[ÉNONCÉ 1] D'après l'extrait sur l'interprétation des revendications, quelle interprétation la Chambre retient-elle pour l'expression « en prise avec » ?

[EXTRAIT DU TEXTE]
- - - - - - -
La question de savoir si et dans quelle mesure l'article 69 CBE doit être pris en compte pour interpréter les revendications dans le cadre de l'examen de la brevetabilité revient régulièrement sur la devant de la scène. Nous avons récemment vu que la Cour d'Appel de la JUB considère quant à elle que la description et les figures doivent toujours être utilisées comme une aide à l'interprétation, et pas seulement pour résoudre des ambiguïtés.
Dans le cas d'espèce, la question était de savoir quel sens donner à l'expression "en prise avec" (engaged with), dans le contexte d'un article d'habillement dans lequel un système de retour en position arrière inférieure 202 était en prise avec un vêtement 200.
La Chambre adopte l'interprétation techniquement raisonnable la plus large possible: le système de retour peut (i) être un élément distinct mais attaché au vêtement ou (ii) être intégralement incorporé au vêtement. L'expression n'est pas ambiguë de sorte qu'il n'est pas nécessaire de se référer à la description pour l'interpréter.
- - - - - - -
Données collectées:
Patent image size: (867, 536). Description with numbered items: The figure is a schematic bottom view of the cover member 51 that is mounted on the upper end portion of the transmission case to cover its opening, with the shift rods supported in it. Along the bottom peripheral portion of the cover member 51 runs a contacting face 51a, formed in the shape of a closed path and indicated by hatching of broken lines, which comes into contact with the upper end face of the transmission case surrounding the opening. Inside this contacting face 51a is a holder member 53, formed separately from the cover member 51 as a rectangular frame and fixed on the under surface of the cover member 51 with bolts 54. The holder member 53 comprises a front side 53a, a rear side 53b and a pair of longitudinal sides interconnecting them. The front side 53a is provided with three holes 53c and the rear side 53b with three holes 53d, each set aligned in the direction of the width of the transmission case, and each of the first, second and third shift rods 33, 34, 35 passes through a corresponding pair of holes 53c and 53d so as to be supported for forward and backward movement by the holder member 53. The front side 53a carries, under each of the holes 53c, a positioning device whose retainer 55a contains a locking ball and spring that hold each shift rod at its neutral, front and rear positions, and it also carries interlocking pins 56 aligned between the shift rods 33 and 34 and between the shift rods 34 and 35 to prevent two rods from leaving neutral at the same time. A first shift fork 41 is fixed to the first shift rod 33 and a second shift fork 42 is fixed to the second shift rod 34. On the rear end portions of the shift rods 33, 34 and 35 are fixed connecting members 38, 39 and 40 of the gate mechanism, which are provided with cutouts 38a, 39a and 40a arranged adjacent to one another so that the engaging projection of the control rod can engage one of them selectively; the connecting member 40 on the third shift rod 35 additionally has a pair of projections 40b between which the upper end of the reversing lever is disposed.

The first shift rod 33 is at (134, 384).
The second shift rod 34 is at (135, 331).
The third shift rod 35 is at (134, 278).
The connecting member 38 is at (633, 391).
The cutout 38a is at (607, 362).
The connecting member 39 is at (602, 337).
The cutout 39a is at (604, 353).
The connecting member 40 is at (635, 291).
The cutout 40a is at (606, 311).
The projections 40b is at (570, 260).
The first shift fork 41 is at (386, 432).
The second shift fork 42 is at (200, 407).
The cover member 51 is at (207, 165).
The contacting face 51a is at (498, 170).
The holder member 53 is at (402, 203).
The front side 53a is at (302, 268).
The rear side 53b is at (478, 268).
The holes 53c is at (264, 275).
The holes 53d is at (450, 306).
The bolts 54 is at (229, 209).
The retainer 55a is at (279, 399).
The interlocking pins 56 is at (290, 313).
- - - - - - -
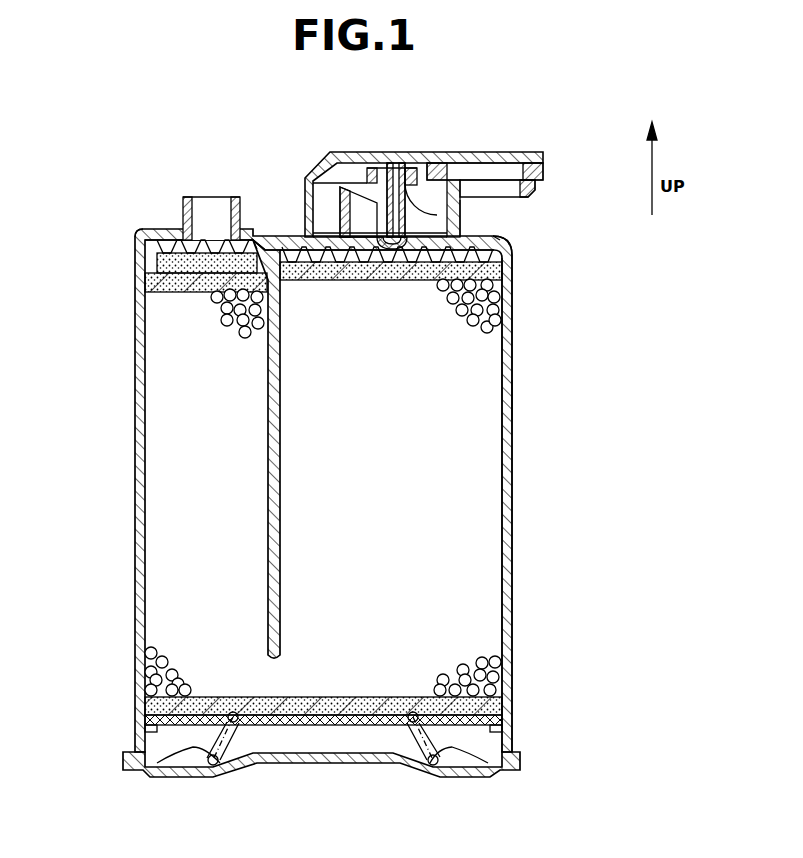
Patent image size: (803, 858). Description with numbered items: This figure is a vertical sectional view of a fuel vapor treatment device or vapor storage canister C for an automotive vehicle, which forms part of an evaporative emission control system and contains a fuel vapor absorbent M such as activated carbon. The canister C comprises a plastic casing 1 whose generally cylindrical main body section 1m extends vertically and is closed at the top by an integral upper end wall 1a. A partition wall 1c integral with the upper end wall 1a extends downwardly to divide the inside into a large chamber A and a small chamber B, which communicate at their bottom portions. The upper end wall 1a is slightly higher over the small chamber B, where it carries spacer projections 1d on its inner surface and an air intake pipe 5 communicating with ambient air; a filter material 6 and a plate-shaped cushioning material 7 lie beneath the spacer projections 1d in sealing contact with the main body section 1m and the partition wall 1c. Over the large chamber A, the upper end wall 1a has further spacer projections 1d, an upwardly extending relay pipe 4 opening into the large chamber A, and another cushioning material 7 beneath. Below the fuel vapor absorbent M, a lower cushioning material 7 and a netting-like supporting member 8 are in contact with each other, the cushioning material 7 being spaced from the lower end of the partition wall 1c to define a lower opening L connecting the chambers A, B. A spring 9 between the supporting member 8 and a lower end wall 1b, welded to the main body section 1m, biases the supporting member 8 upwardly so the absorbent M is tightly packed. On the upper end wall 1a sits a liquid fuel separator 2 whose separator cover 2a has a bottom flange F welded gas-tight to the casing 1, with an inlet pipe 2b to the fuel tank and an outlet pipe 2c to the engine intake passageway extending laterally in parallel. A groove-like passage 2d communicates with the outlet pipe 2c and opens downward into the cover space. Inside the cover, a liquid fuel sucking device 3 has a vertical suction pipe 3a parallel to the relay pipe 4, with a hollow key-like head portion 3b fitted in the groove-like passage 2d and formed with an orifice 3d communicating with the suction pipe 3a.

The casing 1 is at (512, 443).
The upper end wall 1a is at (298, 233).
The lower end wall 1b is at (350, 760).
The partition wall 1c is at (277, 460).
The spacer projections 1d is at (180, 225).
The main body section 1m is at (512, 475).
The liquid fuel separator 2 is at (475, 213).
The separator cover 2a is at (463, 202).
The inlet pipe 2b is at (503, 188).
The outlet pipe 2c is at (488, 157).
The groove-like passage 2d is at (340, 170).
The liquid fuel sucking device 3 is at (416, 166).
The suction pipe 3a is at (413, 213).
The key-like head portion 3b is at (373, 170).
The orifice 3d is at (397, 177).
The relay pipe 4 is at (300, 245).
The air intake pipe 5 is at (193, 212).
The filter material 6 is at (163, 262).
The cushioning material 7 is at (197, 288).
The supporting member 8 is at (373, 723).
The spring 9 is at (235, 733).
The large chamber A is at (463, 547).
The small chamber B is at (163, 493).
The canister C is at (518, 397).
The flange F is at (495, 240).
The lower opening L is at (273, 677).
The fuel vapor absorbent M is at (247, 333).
- - - - - - -
[ÉNONCÉ 2] Réécrivez les lignes des enregistrements depuis la ligne contenant « Patent image size: (867, 536). » jusqu'à la ligne contenant « The cutout 38a is at (607, 362). », celle-ci incluse, en remplaçant « bottom view » par « underside view » sans rien modifier d'autre.

[RÉPONSE DÉTAILLÉE 1] L'interprétation techniquement raisonnable la plus large possible.

[RÉPONSE DÉTAILLÉE 2]
Patent image size: (867, 536). Description with numbered items: The figure is a schematic underside view of the cover member 51 that is mounted on the upper end portion of the transmission case to cover its opening, with the shift rods supported in it. Along the bottom peripheral portion of the cover member 51 runs a contacting face 51a, formed in the shape of a closed path and indicated by hatching of broken lines, which comes into contact with the upper end face of the transmission case surrounding the opening. Inside this contacting face 51a is a holder member 53, formed separately from the cover member 51 as a rectangular frame and fixed on the under surface of the cover member 51 with bolts 54. The holder member 53 comprises a front side 53a, a rear side 53b and a pair of longitudinal sides interconnecting them. The front side 53a is provided with three holes 53c and the rear side 53b with three holes 53d, each set aligned in the direction of the width of the transmission case, and each of the first, second and third shift rods 33, 34, 35 passes through a corresponding pair of holes 53c and 53d so as to be supported for forward and backward movement by the holder member 53. The front side 53a carries, under each of the holes 53c, a positioning device whose retainer 55a contains a locking ball and spring that hold each shift rod at its neutral, front and rear positions, and it also carries interlocking pins 56 aligned between the shift rods 33 and 34 and between the shift rods 34 and 35 to prevent two rods from leaving neutral at the same time. A first shift fork 41 is fixed to the first shift rod 33 and a second shift fork 42 is fixed to the second shift rod 34. On the rear end portions of the shift rods 33, 34 and 35 are fixed connecting members 38, 39 and 40 of the gate mechanism, which are provided with cutouts 38a, 39a and 40a arranged adjacent to one another so that the engaging projection of the control rod can engage one of them selectively; the connecting member 40 on the third shift rod 35 additionally has a pair of projections 40b between which the upper end of the reversing lever is disposed.

The first shift rod 33 is at (134, 384).
The second shift rod 34 is at (135, 331).
The third shift rod 35 is at (134, 278).
The connecting member 38 is at (633, 391).
The cutout 38a is at (607, 362).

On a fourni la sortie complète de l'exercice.